⟨
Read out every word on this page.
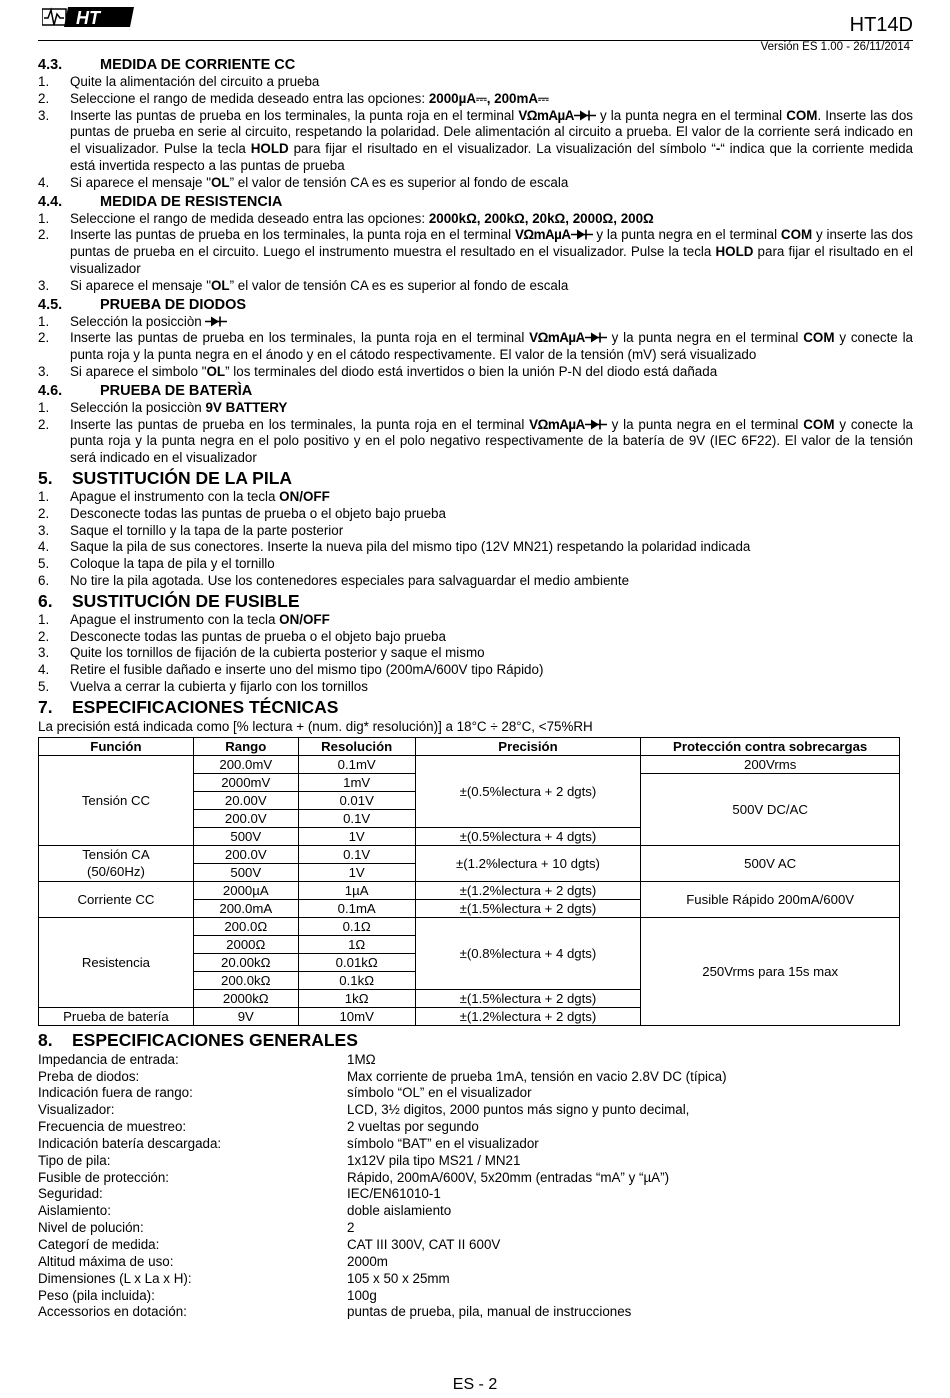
HT	HT14D
Versión ES 1.00 - 26/11/2014
4.3.	MEDIDA DE CORRIENTE CC
1.	Quite la alimentación del circuito a prueba
2.	Seleccione el rango de medida deseado entra las opciones: 2000µA⎓, 200mA⎓
3.	Inserte las puntas de prueba en los terminales, la punta roja en el terminal VΩmAµA y la punta negra en el terminal COM. Inserte las dos puntas de prueba en serie al circuito, respetando la polaridad. Dele alimentación al circuito a prueba. El valor de la corriente será indicado en el visualizador. Pulse la tecla HOLD para fijar el risultado en el visualizador. La visualización del símbolo “-“ indica que la corriente medida está invertida respecto a las puntas de prueba
4.	Si aparece el mensaje "OL” el valor de tensión CA es es superior al fondo de escala
4.4.	MEDIDA DE RESISTENCIA
1.	Seleccione el rango de medida deseado entra las opciones: 2000kΩ, 200kΩ, 20kΩ, 2000Ω, 200Ω
2.	Inserte las puntas de prueba en los terminales, la punta roja en el terminal VΩmAµA y la punta negra en el terminal COM y inserte las dos puntas de prueba en el circuito. Luego el instrumento muestra el resultado en el visualizador. Pulse la tecla HOLD para fijar el risultado en el visualizador
3.	Si aparece el mensaje "OL” el valor de tensión CA es es superior al fondo de escala
4.5.	PRUEBA DE DIODOS
1.	Selección la posicciòn
2.	Inserte las puntas de prueba en los terminales, la punta roja en el terminal VΩmAµA y la punta negra en el terminal COM y conecte la punta roja y la punta negra en el ánodo y en el cátodo respectivamente. El valor de la tensión (mV) será visualizado
3.	Si aparece el simbolo "OL” los terminales del diodo está invertidos o bien la unión P-N del diodo está dañada
4.6.	PRUEBA DE BATERÌA
1.	Selección la posicciòn 9V BATTERY
2.	Inserte las puntas de prueba en los terminales, la punta roja en el terminal VΩmAµA y la punta negra en el terminal COM y conecte la punta roja y la punta negra en el polo positivo y en el polo negativo respectivamente de la batería de 9V (IEC 6F22). El valor de la tensión será indicado en el visualizador
5. SUSTITUCIÓN DE LA PILA
1.	Apague el instrumento con la tecla ON/OFF
2.	Desconecte todas las puntas de prueba o el objeto bajo prueba
3.	Saque el tornillo y la tapa de la parte posterior
4.	Saque la pila de sus conectores. Inserte la nueva pila del mismo tipo (12V MN21) respetando la polaridad indicada
5.	Coloque la tapa de pila y el tornillo
6.	No tire la pila agotada. Use los contenedores especiales para salvaguardar el medio ambiente
6. SUSTITUCIÓN DE FUSIBLE
1.	Apague el instrumento con la tecla ON/OFF
2.	Desconecte todas las puntas de prueba o el objeto bajo prueba
3.	Quite los tornillos de fijación de la cubierta posterior y saque el mismo
4.	Retire el fusible dañado e inserte uno del mismo tipo (200mA/600V tipo Rápido)
5.	Vuelva a cerrar la cubierta y fijarlo con los tornillos
7. ESPECIFICACIONES TÉCNICAS
La precisión está indicada como [% lectura + (num. dig* resolución)] a 18°C ÷ 28°C, <75%RH
Función	Rango	Resolución	Precisión	Protección contra sobrecargas
Tensión CC	200.0mV	0.1mV	±(0.5%lectura + 2 dgts)	200Vrms
	2000mV	1mV		500V DC/AC
	20.00V	0.01V		
	200.0V	0.1V		
	500V	1V	±(0.5%lectura + 4 dgts)	
Tensión CA
(50/60Hz)	200.0V	0.1V	±(1.2%lectura + 10 dgts)	500V AC
	500V	1V		
Corriente CC	2000µA	1µA	±(1.2%lectura + 2 dgts)	Fusible Rápido 200mA/600V
	200.0mA	0.1mA	±(1.5%lectura + 2 dgts)	
Resistencia	200.0Ω	0.1Ω	±(0.8%lectura + 4 dgts)	250Vrms para 15s max
	2000Ω	1Ω		
	20.00kΩ	0.01kΩ		
	200.0kΩ	0.1kΩ		
	2000kΩ	1kΩ	±(1.5%lectura + 2 dgts)	
Prueba de batería	9V	10mV	±(1.2%lectura + 2 dgts)	
8. ESPECIFICACIONES GENERALES
Impedancia de entrada:	1MΩ
Preba de diodos:	Max corriente de prueba 1mA, tensión en vacio 2.8V DC (típica)
Indicación fuera de rango:	símbolo “OL” en el visualizador
Visualizador:	LCD, 3½ digitos, 2000 puntos más signo y punto decimal,
Frecuencia de muestreo:	2 vueltas por segundo
Indicación batería descargada:	símbolo “BAT” en el visualizador
Tipo de pila:	1x12V pila tipo MS21 / MN21
Fusible de protección:	Rápido, 200mA/600V, 5x20mm (entradas “mA” y “µA”)
Seguridad:	IEC/EN61010-1
Aislamiento:	doble aislamiento
Nivel de polución:	2
Categorí de medida:	CAT III 300V, CAT II 600V
Altitud máxima de uso:	2000m
Dimensiones (L x La x H):	105 x 50 x 25mm
Peso (pila incluida):	100g
Accessorios en dotación:	puntas de prueba, pila, manual de instrucciones
ES - 2
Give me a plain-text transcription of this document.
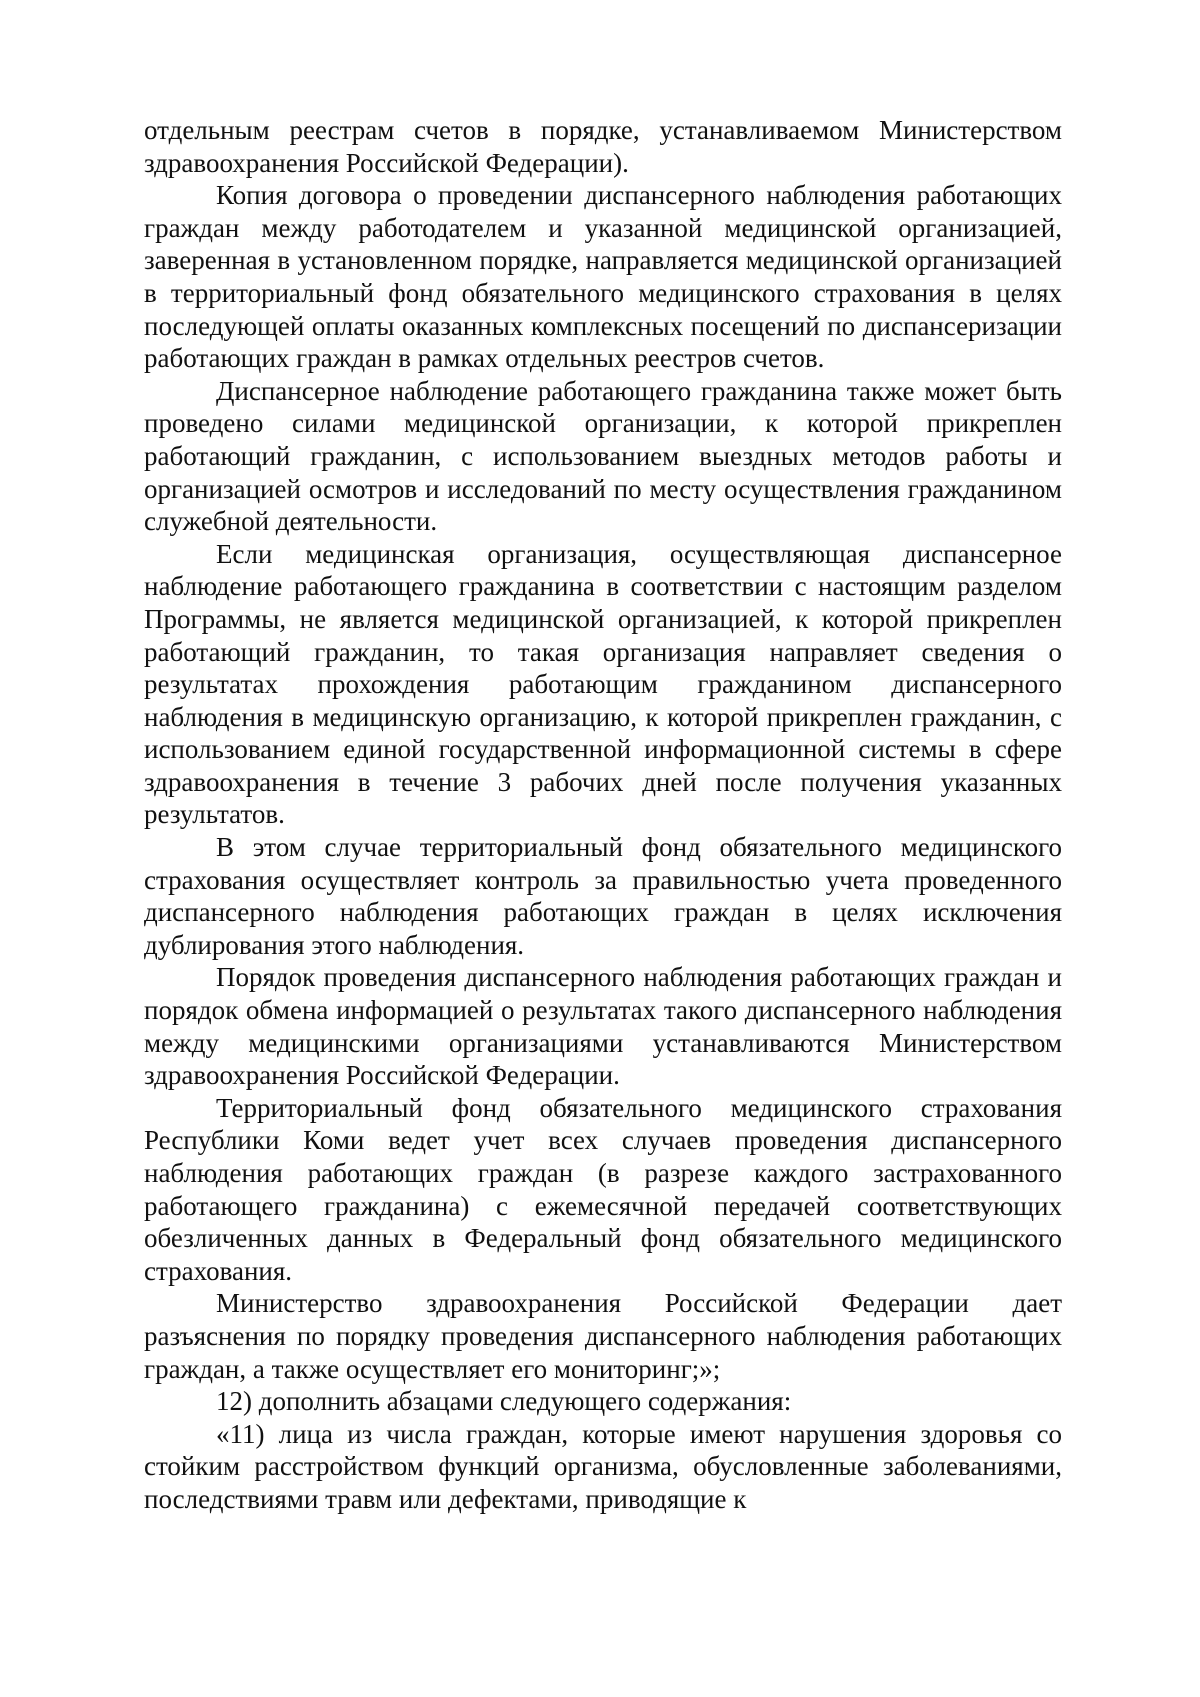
отдельным реестрам счетов в порядке, устанавливаемом Министерством здравоохранения Российской Федерации).

Копия договора о проведении диспансерного наблюдения работающих граждан между работодателем и указанной медицинской организацией, заверенная в установленном порядке, направляется медицинской организацией в территориальный фонд обязательного медицинского страхования в целях последующей оплаты оказанных комплексных посещений по диспансеризации работающих граждан в рамках отдельных реестров счетов.

Диспансерное наблюдение работающего гражданина также может быть проведено силами медицинской организации, к которой прикреплен работающий гражданин, с использованием выездных методов работы и организацией осмотров и исследований по месту осуществления гражданином служебной деятельности.

Если медицинская организация, осуществляющая диспансерное наблюдение работающего гражданина в соответствии с настоящим разделом Программы, не является медицинской организацией, к которой прикреплен работающий гражданин, то такая организация направляет сведения о результатах прохождения работающим гражданином диспансерного наблюдения в медицинскую организацию, к которой прикреплен гражданин, с использованием единой государственной информационной системы в сфере здравоохранения в течение 3 рабочих дней после получения указанных результатов.

В этом случае территориальный фонд обязательного медицинского страхования осуществляет контроль за правильностью учета проведенного диспансерного наблюдения работающих граждан в целях исключения дублирования этого наблюдения.

Порядок проведения диспансерного наблюдения работающих граждан и порядок обмена информацией о результатах такого диспансерного наблюдения между медицинскими организациями устанавливаются Министерством здравоохранения Российской Федерации.

Территориальный фонд обязательного медицинского страхования Республики Коми ведет учет всех случаев проведения диспансерного наблюдения работающих граждан (в разрезе каждого застрахованного работающего гражданина) с ежемесячной передачей соответствующих обезличенных данных в Федеральный фонд обязательного медицинского страхования.

Министерство здравоохранения Российской Федерации дает разъяснения по порядку проведения диспансерного наблюдения работающих граждан, а также осуществляет его мониторинг;»;

12) дополнить абзацами следующего содержания:

«11) лица из числа граждан, которые имеют нарушения здоровья со стойким расстройством функций организма, обусловленные заболеваниями, последствиями травм или дефектами, приводящие к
⟩
*THE TASK*
Find each line that has the word "tornillos", then copy it out.

*THE SOLUTION*
3.	Quite los tornillos de fijación de la cubierta posterior y saque el mismo
5.	Vuelva a cerrar la cubierta y fijarlo con los tornillos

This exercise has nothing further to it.